Trajectory-based actuator identification via differentiable simulation

Published 11 Apr 2026 in cs.RO | (2604.10351v2)

Abstract: Accurate actuation models are critical for bridging the gap between simulation and real robot behavior, yet obtaining high-fidelity actuator dynamics typically requires dedicated test stands and torque sensing. We present a trajectory-based actuator identification method that uses differentiable simulation to fit system-level actuator models from encoder motion alone. Identification is posed as a trajectory-matching problem: given commanded joint positions and measured joint angles and velocities, we optimize actuator and simulator parameters by backpropagating through the simulator, without torque sensors, current/voltage measurements, or access to embedded motor-control internals. The framework supports multiple model classes, ranging from compact structured parameterizations to neural actuator mappings, within a unified optimization pipeline. On held-out real-robot trajectories for a high-gear-ratio actuator with an embedded PD controller, the proposed torque-sensor-free identification achieves much tighter trajectory alignment than a supervised stand-trained baseline dominated by steady-state data, reducing mean absolute position error from 14.20 mrad to as low as 7.54 mrad (1.88 times). Finally, we demonstrate downstream impact for the same actuator class in a real-robot locomotion study: training policies with the refined actuator model increases travel distance by 46% and reduces rotational deviation by 75% relative to the baseline.

Abstract PDF Upgrade to Chat

Authors (4)

Summary

The paper introduces a trajectory-matching identification method that uses gradient-based optimization in differentiable simulation to align simulated and real actuator trajectories.
It demonstrates significant reduction in joint position errors and enhances sim-to-real reinforcement learning by accurately fitting both parametric and neural actuator models.

* OBJECTIVE *
Answer these questions about the actuator identification abstract and summary:
(a) What mean absolute position error did the supervised stand-trained baseline have on held-out real-robot trajectories?
(b) By what percentage did the refined actuator model increase travel distance in the locomotion study?
(c) What kind of controller does the high-gear-ratio actuator have embedded?

Visual layout annotation data
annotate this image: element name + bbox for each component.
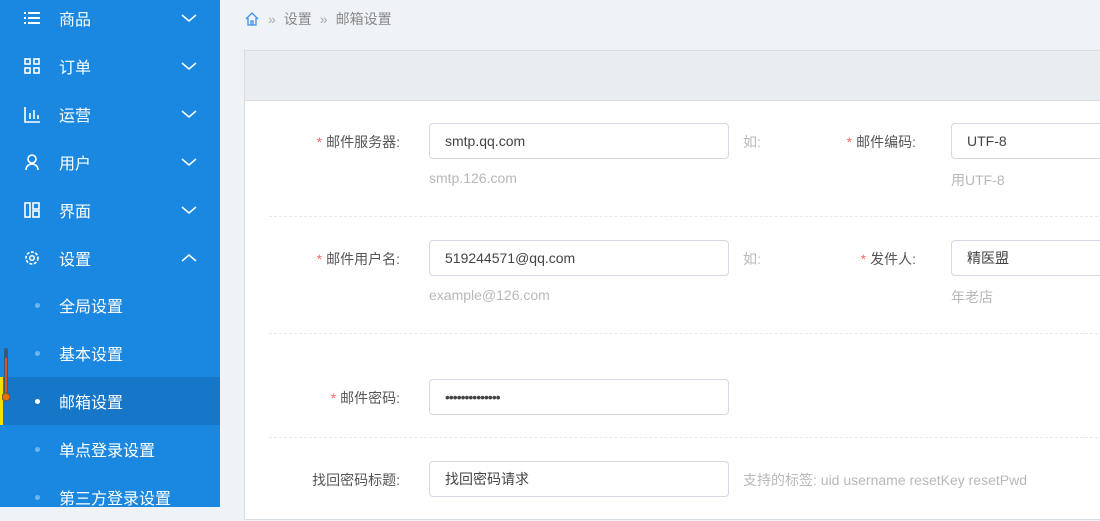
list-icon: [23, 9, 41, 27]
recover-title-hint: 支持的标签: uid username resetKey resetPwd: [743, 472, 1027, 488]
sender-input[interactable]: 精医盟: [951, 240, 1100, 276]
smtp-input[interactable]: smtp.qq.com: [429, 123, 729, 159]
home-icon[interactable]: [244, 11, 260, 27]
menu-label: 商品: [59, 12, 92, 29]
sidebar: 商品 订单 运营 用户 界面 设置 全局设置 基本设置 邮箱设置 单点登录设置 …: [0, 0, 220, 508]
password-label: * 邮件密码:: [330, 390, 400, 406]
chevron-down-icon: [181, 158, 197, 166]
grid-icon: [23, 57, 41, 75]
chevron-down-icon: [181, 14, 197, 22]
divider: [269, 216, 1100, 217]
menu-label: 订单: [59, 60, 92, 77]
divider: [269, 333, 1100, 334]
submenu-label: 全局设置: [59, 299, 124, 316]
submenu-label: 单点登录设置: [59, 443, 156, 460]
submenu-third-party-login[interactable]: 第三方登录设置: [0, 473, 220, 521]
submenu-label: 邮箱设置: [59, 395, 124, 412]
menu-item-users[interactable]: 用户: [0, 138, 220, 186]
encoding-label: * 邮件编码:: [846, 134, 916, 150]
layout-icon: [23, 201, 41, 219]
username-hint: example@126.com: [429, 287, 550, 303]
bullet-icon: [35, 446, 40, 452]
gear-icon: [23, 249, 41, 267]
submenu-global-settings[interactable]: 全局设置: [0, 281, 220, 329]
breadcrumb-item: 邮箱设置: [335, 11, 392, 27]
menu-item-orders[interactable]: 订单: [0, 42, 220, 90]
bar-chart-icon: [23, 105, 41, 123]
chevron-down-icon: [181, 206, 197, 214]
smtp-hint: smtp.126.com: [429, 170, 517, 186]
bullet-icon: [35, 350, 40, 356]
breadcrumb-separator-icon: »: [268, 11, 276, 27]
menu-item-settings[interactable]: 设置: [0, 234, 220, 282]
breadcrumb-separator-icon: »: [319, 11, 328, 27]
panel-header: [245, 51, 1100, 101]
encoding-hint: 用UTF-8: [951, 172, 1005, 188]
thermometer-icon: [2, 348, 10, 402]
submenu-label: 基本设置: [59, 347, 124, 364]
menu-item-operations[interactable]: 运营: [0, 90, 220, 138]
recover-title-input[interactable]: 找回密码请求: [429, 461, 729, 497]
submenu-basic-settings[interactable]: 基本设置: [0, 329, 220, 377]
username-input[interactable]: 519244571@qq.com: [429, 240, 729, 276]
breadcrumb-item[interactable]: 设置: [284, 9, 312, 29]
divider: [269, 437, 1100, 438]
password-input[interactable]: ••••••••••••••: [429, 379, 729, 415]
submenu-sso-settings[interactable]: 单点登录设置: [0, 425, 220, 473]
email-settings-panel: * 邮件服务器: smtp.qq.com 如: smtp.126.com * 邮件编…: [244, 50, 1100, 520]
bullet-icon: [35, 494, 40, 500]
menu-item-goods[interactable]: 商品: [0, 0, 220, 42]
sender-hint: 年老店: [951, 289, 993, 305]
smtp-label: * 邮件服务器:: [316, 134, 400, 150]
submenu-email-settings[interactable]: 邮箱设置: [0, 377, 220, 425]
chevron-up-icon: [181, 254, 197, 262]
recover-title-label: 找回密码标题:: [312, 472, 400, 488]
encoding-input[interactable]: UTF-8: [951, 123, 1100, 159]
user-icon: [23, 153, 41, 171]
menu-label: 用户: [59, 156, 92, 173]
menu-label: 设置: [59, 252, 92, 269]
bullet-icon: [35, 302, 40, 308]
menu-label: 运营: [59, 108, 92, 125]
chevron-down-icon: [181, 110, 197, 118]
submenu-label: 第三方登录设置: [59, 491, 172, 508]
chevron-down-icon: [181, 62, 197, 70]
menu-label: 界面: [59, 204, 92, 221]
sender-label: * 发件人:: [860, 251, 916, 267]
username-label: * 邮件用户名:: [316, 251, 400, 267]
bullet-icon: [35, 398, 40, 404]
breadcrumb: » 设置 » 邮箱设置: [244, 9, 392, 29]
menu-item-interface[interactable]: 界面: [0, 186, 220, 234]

* RESPONSE TO THE TASK *
(a) 14.20 mrad.
(b) 46%.
(c) A PD controller.